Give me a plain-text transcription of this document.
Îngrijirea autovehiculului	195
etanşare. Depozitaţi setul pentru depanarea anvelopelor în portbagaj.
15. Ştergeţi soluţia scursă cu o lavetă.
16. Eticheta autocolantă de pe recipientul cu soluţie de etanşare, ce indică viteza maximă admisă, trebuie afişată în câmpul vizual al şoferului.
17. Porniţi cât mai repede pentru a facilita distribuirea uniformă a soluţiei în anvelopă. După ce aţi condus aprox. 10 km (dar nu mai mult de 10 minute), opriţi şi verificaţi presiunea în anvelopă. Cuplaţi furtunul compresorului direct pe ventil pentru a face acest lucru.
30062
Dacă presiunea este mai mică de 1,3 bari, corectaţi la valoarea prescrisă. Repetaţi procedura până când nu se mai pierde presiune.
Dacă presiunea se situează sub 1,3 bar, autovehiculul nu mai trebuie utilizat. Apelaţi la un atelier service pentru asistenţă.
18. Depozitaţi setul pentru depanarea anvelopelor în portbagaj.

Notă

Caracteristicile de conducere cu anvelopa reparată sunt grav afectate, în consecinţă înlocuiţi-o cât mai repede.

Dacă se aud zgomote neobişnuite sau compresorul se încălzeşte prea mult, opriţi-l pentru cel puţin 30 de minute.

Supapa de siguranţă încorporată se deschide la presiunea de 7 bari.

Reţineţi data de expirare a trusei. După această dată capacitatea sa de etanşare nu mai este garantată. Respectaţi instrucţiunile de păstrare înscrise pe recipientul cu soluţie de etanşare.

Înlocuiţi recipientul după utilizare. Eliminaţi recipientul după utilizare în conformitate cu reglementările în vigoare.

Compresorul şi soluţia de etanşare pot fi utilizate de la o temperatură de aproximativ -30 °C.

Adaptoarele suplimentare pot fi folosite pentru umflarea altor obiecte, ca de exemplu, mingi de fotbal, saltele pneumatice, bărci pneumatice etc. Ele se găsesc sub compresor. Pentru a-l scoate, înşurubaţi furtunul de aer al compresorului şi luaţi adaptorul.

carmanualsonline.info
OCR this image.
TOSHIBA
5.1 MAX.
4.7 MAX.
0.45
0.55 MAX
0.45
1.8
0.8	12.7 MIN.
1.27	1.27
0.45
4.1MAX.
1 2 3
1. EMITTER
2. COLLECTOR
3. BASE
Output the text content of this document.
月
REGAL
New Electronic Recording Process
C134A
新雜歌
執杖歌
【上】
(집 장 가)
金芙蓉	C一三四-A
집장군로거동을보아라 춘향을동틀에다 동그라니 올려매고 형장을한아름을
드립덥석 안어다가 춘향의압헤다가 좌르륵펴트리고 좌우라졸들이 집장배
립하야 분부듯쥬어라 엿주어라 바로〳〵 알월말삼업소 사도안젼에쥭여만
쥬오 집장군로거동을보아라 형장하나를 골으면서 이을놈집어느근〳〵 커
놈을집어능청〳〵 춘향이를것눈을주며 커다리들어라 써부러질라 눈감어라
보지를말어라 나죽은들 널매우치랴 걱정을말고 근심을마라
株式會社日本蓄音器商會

++++++

Set exercise — Reproduce the data in its entirety, matching each character.

Answer to this exercise —
Give me a plain-text transcription of this document.
Îngrijirea autovehiculului	195
etanşare. Depozitaţi setul pentru depanarea anvelopelor în portbagaj.
15. Ştergeţi soluţia scursă cu o lavetă.
16. Eticheta autocolantă de pe recipientul cu soluţie de etanşare, ce indică viteza maximă admisă, trebuie afişată în câmpul vizual al şoferului.
17. Porniţi cât mai repede pentru a facilita distribuirea uniformă a soluţiei în anvelopă. După ce aţi condus aprox. 10 km (dar nu mai mult de 10 minute), opriţi şi verificaţi presiunea în anvelopă. Cuplaţi furtunul compresorului direct pe ventil pentru a face acest lucru.
30062
Dacă presiunea este mai mică de 1,3 bari, corectaţi la valoarea prescrisă. Repetaţi procedura până când nu se mai pierde presiune.
Dacă presiunea se situează sub 1,3 bar, autovehiculul nu mai trebuie utilizat. Apelaţi la un atelier service pentru asistenţă.
18. Depozitaţi setul pentru depanarea anvelopelor în portbagaj.

Notă

Caracteristicile de conducere cu anvelopa reparată sunt grav afectate, în consecinţă înlocuiţi-o cât mai repede.

Dacă se aud zgomote neobişnuite sau compresorul se încălzeşte prea mult, opriţi-l pentru cel puţin 30 de minute.

Supapa de siguranţă încorporată se deschide la presiunea de 7 bari.

Reţineţi data de expirare a trusei. După această dată capacitatea sa de etanşare nu mai este garantată. Respectaţi instrucţiunile de păstrare înscrise pe recipientul cu soluţie de etanşare.

Înlocuiţi recipientul după utilizare. Eliminaţi recipientul după utilizare în conformitate cu reglementările în vigoare.

Compresorul şi soluţia de etanşare pot fi utilizate de la o temperatură de aproximativ -30 °C.

Adaptoarele suplimentare pot fi folosite pentru umflarea altor obiecte, ca de exemplu, mingi de fotbal, saltele pneumatice, bărci pneumatice etc. Ele se găsesc sub compresor. Pentru a-l scoate, înşurubaţi furtunul de aer al compresorului şi luaţi adaptorul.

carmanualsonline.info
OCR this image.
TOSHIBA
5.1 MAX.
4.7 MAX.
0.45
0.55 MAX
0.45
1.8
0.8	12.7 MIN.
1.27	1.27
0.45
4.1MAX.
1 2 3
1. EMITTER
2. COLLECTOR
3. BASE
Output the text content of this document.
月
REGAL
New Electronic Recording Process
C134A
新雜歌
執杖歌
【上】
(집 장 가)
金芙蓉	C一三四-A
집장군로거동을보아라 춘향을동틀에다 동그라니 올려매고 형장을한아름을
드립덥석 안어다가 춘향의압헤다가 좌르륵펴트리고 좌우라졸들이 집장배
립하야 분부듯쥬어라 엿주어라 바로〳〵 알월말삼업소 사도안젼에쥭여만
쥬오 집장군로거동을보아라 형장하나를 골으면서 이을놈집어느근〳〵 커
놈을집어능청〳〵 춘향이를것눈을주며 커다리들어라 써부러질라 눈감어라
보지를말어라 나죽은들 널매우치랴 걱정을말고 근심을마라
株式會社日本蓄音器商會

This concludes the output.